Exercise requirements. Extract all data as written.

Supplied entries.
──────

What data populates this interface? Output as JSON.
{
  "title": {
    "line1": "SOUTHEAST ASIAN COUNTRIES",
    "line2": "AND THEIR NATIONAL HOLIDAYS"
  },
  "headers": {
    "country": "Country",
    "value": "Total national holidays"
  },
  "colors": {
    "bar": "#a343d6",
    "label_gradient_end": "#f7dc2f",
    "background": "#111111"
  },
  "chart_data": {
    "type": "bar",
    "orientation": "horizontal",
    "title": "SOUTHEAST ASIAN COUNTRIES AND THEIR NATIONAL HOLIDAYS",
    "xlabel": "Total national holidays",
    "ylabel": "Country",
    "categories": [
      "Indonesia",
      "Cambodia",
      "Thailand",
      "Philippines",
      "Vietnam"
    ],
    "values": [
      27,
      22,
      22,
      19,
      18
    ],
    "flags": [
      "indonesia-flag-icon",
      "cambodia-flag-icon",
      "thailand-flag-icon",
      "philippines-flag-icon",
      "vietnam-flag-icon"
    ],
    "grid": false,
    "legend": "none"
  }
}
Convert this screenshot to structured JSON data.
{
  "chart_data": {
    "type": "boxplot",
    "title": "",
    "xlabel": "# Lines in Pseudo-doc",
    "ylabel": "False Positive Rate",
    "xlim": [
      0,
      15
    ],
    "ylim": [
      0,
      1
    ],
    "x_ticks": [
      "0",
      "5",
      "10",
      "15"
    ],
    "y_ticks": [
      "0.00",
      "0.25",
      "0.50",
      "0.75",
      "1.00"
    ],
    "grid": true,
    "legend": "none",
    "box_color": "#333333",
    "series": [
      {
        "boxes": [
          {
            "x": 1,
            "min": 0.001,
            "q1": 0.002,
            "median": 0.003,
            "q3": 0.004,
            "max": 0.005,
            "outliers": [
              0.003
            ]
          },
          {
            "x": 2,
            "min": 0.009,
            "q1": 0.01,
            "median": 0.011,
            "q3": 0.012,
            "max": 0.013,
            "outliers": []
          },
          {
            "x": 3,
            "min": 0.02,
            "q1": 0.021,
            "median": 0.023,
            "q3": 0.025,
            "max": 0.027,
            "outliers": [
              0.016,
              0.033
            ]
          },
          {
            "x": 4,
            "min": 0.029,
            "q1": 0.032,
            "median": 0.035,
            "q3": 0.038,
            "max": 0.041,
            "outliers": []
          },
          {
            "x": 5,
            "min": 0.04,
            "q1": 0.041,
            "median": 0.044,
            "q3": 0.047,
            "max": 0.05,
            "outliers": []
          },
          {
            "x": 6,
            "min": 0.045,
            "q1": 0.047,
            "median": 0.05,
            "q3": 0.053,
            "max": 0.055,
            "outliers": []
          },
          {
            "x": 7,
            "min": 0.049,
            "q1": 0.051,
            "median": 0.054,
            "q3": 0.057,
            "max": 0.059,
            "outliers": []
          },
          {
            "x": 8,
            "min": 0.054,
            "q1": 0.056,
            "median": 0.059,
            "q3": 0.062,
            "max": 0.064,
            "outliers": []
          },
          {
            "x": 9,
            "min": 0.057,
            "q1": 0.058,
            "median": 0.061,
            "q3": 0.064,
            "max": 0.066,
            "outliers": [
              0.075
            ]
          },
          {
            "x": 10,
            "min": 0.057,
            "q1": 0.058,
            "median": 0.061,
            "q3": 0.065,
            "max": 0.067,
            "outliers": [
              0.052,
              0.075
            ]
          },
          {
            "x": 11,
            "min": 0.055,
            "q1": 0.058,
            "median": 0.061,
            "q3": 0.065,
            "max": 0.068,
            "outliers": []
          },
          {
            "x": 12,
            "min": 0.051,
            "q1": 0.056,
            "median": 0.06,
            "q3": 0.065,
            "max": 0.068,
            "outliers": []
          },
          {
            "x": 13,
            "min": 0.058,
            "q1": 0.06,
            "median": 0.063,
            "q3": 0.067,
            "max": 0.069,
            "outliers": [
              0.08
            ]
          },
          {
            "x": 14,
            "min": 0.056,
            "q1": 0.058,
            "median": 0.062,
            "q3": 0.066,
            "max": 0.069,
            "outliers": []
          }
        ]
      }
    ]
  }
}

──────

Problem solution.
What data populates this interface? Output as JSON.
{
  "title": {
    "line1": "SOUTHEAST ASIAN COUNTRIES",
    "line2": "AND THEIR NATIONAL HOLIDAYS"
  },
  "headers": {
    "country": "Country",
    "value": "Total national holidays"
  },
  "colors": {
    "bar": "#a343d6",
    "label_gradient_end": "#f7dc2f",
    "background": "#111111"
  },
  "chart_data": {
    "type": "bar",
    "orientation": "horizontal",
    "title": "SOUTHEAST ASIAN COUNTRIES AND THEIR NATIONAL HOLIDAYS",
    "xlabel": "Total national holidays",
    "ylabel": "Country",
    "categories": [
      "Indonesia",
      "Cambodia",
      "Thailand",
      "Philippines",
      "Vietnam"
    ],
    "values": [
      27,
      22,
      22,
      19,
      18
    ],
    "flags": [
      "indonesia-flag-icon",
      "cambodia-flag-icon",
      "thailand-flag-icon",
      "philippines-flag-icon",
      "vietnam-flag-icon"
    ],
    "grid": false,
    "legend": "none"
  }
}
Convert this screenshot to structured JSON data.
{
  "chart_data": {
    "type": "boxplot",
    "title": "",
    "xlabel": "# Lines in Pseudo-doc",
    "ylabel": "False Positive Rate",
    "xlim": [
      0,
      15
    ],
    "ylim": [
      0,
      1
    ],
    "x_ticks": [
      "0",
      "5",
      "10",
      "15"
    ],
    "y_ticks": [
      "0.00",
      "0.25",
      "0.50",
      "0.75",
      "1.00"
    ],
    "grid": true,
    "legend": "none",
    "box_color": "#333333",
    "series": [
      {
        "boxes": [
          {
            "x": 1,
            "min": 0.001,
            "q1": 0.002,
            "median": 0.003,
            "q3": 0.004,
            "max": 0.005,
            "outliers": [
              0.003
            ]
          },
          {
            "x": 2,
            "min": 0.009,
            "q1": 0.01,
            "median": 0.011,
            "q3": 0.012,
            "max": 0.013,
            "outliers": []
          },
          {
            "x": 3,
            "min": 0.02,
            "q1": 0.021,
            "median": 0.023,
            "q3": 0.025,
            "max": 0.027,
            "outliers": [
              0.016,
              0.033
            ]
          },
          {
            "x": 4,
            "min": 0.029,
            "q1": 0.032,
            "median": 0.035,
            "q3": 0.038,
            "max": 0.041,
            "outliers": []
          },
          {
            "x": 5,
            "min": 0.04,
            "q1": 0.041,
            "median": 0.044,
            "q3": 0.047,
            "max": 0.05,
            "outliers": []
          },
          {
            "x": 6,
            "min": 0.045,
            "q1": 0.047,
            "median": 0.05,
            "q3": 0.053,
            "max": 0.055,
            "outliers": []
          },
          {
            "x": 7,
            "min": 0.049,
            "q1": 0.051,
            "median": 0.054,
            "q3": 0.057,
            "max": 0.059,
            "outliers": []
          },
          {
            "x": 8,
            "min": 0.054,
            "q1": 0.056,
            "median": 0.059,
            "q3": 0.062,
            "max": 0.064,
            "outliers": []
          },
          {
            "x": 9,
            "min": 0.057,
            "q1": 0.058,
            "median": 0.061,
            "q3": 0.064,
            "max": 0.066,
            "outliers": [
              0.075
            ]
          },
          {
            "x": 10,
            "min": 0.057,
            "q1": 0.058,
            "median": 0.061,
            "q3": 0.065,
            "max": 0.067,
            "outliers": [
              0.052,
              0.075
            ]
          },
          {
            "x": 11,
            "min": 0.055,
            "q1": 0.058,
            "median": 0.061,
            "q3": 0.065,
            "max": 0.068,
            "outliers": []
          },
          {
            "x": 12,
            "min": 0.051,
            "q1": 0.056,
            "median": 0.06,
            "q3": 0.065,
            "max": 0.068,
            "outliers": []
          },
          {
            "x": 13,
            "min": 0.058,
            "q1": 0.06,
            "median": 0.063,
            "q3": 0.067,
            "max": 0.069,
            "outliers": [
              0.08
            ]
          },
          {
            "x": 14,
            "min": 0.056,
            "q1": 0.058,
            "median": 0.062,
            "q3": 0.066,
            "max": 0.069,
            "outliers": []
          }
        ]
      }
    ]
  }
}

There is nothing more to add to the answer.